(Stated problem 1): According to the concert review, why might the partnership between Chailly and the Gewandhaus Orchestra seem so close? Answer in one to three sentences.

Tuesday 1 November 2011

Chailly Gewandhaus Beethoven Barbican 1 November 2011

  Matthews, Beethoven: Gewandhaus Orchestra, Riccardo Chailly (conductor), Barbican Hall, London, 1.11.11 (Gdn)
Colin Matthews: Grand Barcarolle
Beethoven: Symphony no.8
Beethoven: Symphony no.3

Riccardo Chailly and the Gewandhaus Orchestra are one of the great musical collaborations of our time. That's hardly a contentious view, but working out exactly why their chemistry works is surprisingly tricky. There is definitely an element of contrast in the relationship between his passionate Italian approach and the orchestra's Germanic discipline. Chailly clearly exploits the virtuosity of the instrumentalists for his own interpretive ends. But there is obviously a deep mutual respect here, and a shared passion for the core Austro-German repertoire.
Chailly's interpretations are always radical, or at least unconventional. Perhaps the collaboration with the orchestra seems so close because the audience are continually being surprised by the interpretive decisions, while the players are always in on his ideas. And while Chailly likes to do things differently, he rarely takes the music to extremes. These performances were characterised by continuous intensity, and there were surprisingly few pianissimos or moments of respite of any sort. Sometimes that can feel excessive, especially when each movement is presented as a self-sufficient dramatic entity. But we hadn't come for background music, and Chailly ensured that every phrase was taken seriously, clearly articulated and allowed to sink in.

(Stated problem 2): Output every row from the one containing "hull <box>161 995 504 1374</box>" down to the one containing "point <box>1148 434 1164 450</box>", including both of those rows, and nothing else.

[Layout element annotations]
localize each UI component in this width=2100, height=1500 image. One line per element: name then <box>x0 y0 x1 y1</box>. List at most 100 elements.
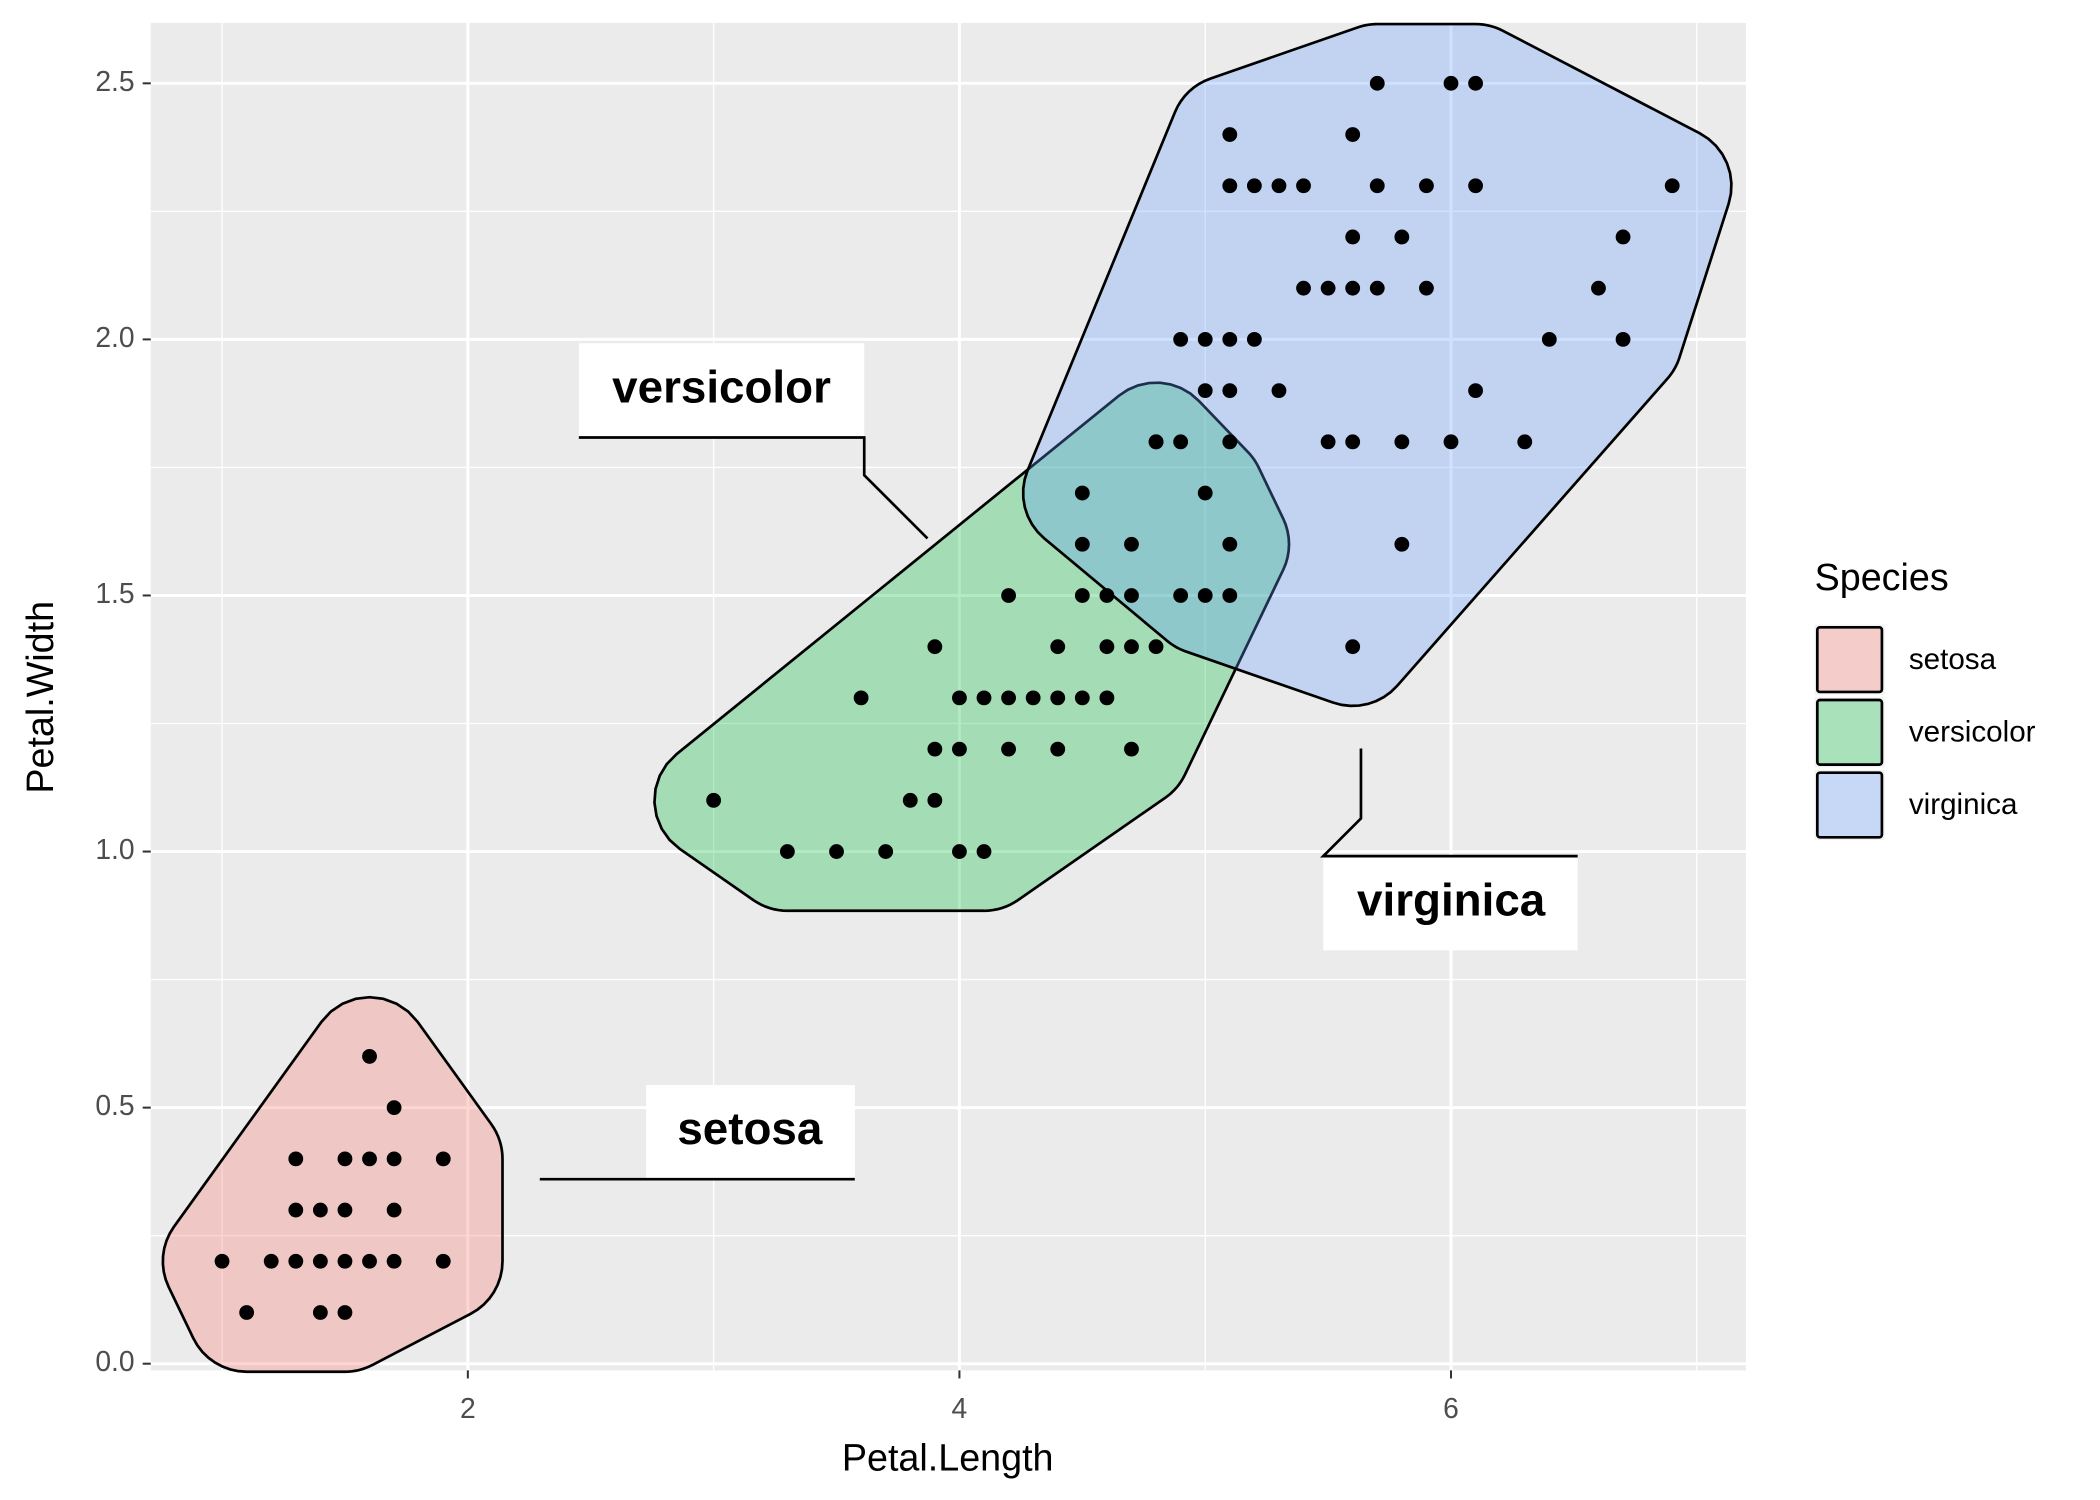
hull <box>161 995 504 1374</box>
point <box>263 1253 279 1269</box>
point <box>1222 127 1238 142</box>
point <box>1222 331 1238 347</box>
point <box>1369 75 1385 91</box>
point <box>976 690 992 706</box>
point <box>1099 690 1115 706</box>
point <box>435 1151 451 1167</box>
plot-panel <box>150 22 1746 1371</box>
point <box>1001 741 1016 757</box>
label-box <box>578 343 865 438</box>
annotation: versicolor <box>612 361 831 412</box>
point <box>312 1253 328 1269</box>
point <box>1615 229 1631 245</box>
hull <box>1021 22 1733 708</box>
point <box>1394 434 1410 450</box>
point <box>386 1151 402 1167</box>
point <box>1591 280 1606 296</box>
point <box>1197 588 1213 603</box>
point <box>1050 639 1066 655</box>
point <box>288 1202 304 1218</box>
point <box>239 1305 255 1320</box>
point <box>1074 690 1090 706</box>
point <box>386 1100 402 1116</box>
point <box>952 844 967 859</box>
point <box>435 1253 451 1269</box>
point <box>386 1202 402 1218</box>
point <box>1148 434 1164 450</box>
y-tick-label: 1.5 <box>95 577 134 609</box>
point <box>362 1253 377 1269</box>
point <box>1443 75 1459 91</box>
y-tick-label: 2.0 <box>95 321 134 353</box>
leader-line <box>578 436 929 540</box>
point <box>337 1202 353 1218</box>
point <box>976 844 992 859</box>
point <box>1517 434 1533 450</box>
annotation: setosa <box>677 1103 823 1154</box>
point <box>1443 434 1459 450</box>
point <box>779 844 795 859</box>
points <box>214 75 1680 1320</box>
y-tick-label: 0.5 <box>95 1089 134 1121</box>
legend-title: Species <box>1815 556 1949 598</box>
point <box>1222 536 1238 552</box>
point <box>337 1151 353 1167</box>
point <box>1296 178 1311 194</box>
point <box>1001 690 1016 706</box>
point <box>312 1202 328 1218</box>
annotation: virginica <box>1357 874 1546 925</box>
annotations: versicolor virginica setosa <box>539 343 1578 1181</box>
point <box>1222 178 1238 194</box>
x-tick-label: 6 <box>1443 1392 1459 1424</box>
ticks: 2 4 6 0.0 0.5 1.0 1.5 2.0 2.5 <box>95 65 1459 1424</box>
point <box>337 1305 353 1320</box>
point <box>214 1253 230 1269</box>
point <box>1197 485 1213 501</box>
y-tick-label: 1.0 <box>95 833 134 865</box>
point <box>1345 434 1361 450</box>
point <box>1345 639 1361 655</box>
point <box>362 1151 377 1167</box>
point <box>1615 331 1631 347</box>
leader-line <box>1320 748 1578 858</box>
label-box <box>1323 856 1578 951</box>
point <box>1001 588 1016 603</box>
point <box>1222 383 1238 399</box>
point <box>1074 588 1090 603</box>
point <box>952 690 967 706</box>
point <box>1074 485 1090 501</box>
point <box>1541 331 1557 347</box>
point <box>1468 178 1483 194</box>
point <box>1394 229 1410 245</box>
point <box>1124 741 1139 757</box>
point <box>1394 536 1410 552</box>
point <box>337 1253 353 1269</box>
point <box>1124 536 1139 552</box>
point <box>1099 639 1115 655</box>
legend-key-bg <box>1814 697 1885 768</box>
point <box>952 741 967 757</box>
x-tick-label: 2 <box>460 1392 476 1424</box>
point <box>1050 741 1066 757</box>
legend: setosa versicolor virginica <box>1814 624 2036 840</box>
point <box>1050 690 1066 706</box>
point <box>1345 229 1361 245</box>
hulls <box>161 22 1733 1374</box>
legend-key <box>1815 698 1884 766</box>
x-tick-label: 4 <box>952 1392 968 1424</box>
point <box>706 792 722 808</box>
y-axis-title: Petal.Width <box>19 601 61 794</box>
point <box>1345 127 1361 142</box>
point <box>1197 331 1213 347</box>
point <box>1320 280 1336 296</box>
point <box>1173 588 1189 603</box>
point <box>1173 331 1189 347</box>
point <box>1345 280 1361 296</box>
legend-key <box>1815 625 1884 694</box>
point <box>853 690 869 706</box>
point <box>1419 280 1434 296</box>
point <box>1074 536 1090 552</box>
point <box>288 1253 304 1269</box>
point <box>927 741 943 757</box>
point <box>1419 178 1434 194</box>
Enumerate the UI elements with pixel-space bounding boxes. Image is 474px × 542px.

(Problem solution 1): The review suggests the collaboration may seem so close because the audience is continually surprised by Chailly's interpretive decisions, while the players are always in on his ideas.

(Problem solution 2):
hull <box>161 995 504 1374</box>
point <box>263 1253 279 1269</box>
point <box>1222 127 1238 142</box>
point <box>1222 331 1238 347</box>
point <box>1369 75 1385 91</box>
point <box>976 690 992 706</box>
point <box>1099 690 1115 706</box>
point <box>435 1151 451 1167</box>
plot-panel <box>150 22 1746 1371</box>
point <box>1001 741 1016 757</box>
label-box <box>578 343 865 438</box>
annotation: versicolor <box>612 361 831 412</box>
point <box>312 1253 328 1269</box>
point <box>1615 229 1631 245</box>
hull <box>1021 22 1733 708</box>
point <box>1394 434 1410 450</box>
point <box>386 1151 402 1167</box>
point <box>1591 280 1606 296</box>
point <box>1197 588 1213 603</box>
point <box>1050 639 1066 655</box>
point <box>288 1202 304 1218</box>
point <box>239 1305 255 1320</box>
point <box>1074 690 1090 706</box>
point <box>386 1100 402 1116</box>
point <box>952 844 967 859</box>
point <box>435 1253 451 1269</box>
point <box>386 1202 402 1218</box>
point <box>1148 434 1164 450</box>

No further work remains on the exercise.